◆ GIVEN TASK: Gather every line from the entries below that includes "City".

** Start **

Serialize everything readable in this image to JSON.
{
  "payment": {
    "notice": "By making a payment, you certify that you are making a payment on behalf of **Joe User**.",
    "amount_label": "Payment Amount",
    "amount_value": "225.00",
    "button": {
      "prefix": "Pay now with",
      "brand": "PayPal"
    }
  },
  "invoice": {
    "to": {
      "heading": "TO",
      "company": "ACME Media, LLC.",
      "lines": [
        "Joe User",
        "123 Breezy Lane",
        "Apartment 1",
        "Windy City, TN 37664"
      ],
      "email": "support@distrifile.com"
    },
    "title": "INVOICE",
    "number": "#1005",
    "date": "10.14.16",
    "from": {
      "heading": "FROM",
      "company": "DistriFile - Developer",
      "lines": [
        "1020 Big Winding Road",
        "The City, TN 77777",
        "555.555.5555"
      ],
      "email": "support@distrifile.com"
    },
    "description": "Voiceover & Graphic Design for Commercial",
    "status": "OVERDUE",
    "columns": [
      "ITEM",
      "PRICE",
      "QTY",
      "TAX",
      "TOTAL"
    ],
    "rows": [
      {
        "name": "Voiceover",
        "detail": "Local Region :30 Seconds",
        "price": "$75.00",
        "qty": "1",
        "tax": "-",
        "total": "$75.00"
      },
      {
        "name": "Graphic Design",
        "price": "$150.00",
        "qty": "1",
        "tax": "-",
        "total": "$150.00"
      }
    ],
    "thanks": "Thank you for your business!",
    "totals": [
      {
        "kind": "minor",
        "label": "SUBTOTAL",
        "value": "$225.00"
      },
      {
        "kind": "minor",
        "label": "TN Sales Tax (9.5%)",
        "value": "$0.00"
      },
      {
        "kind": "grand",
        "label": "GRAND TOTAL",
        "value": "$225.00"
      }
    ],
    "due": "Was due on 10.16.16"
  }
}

** End **

◆ EXERCISE RESULT:
        "Windy City, TN 37664"
        "The City, TN 77777",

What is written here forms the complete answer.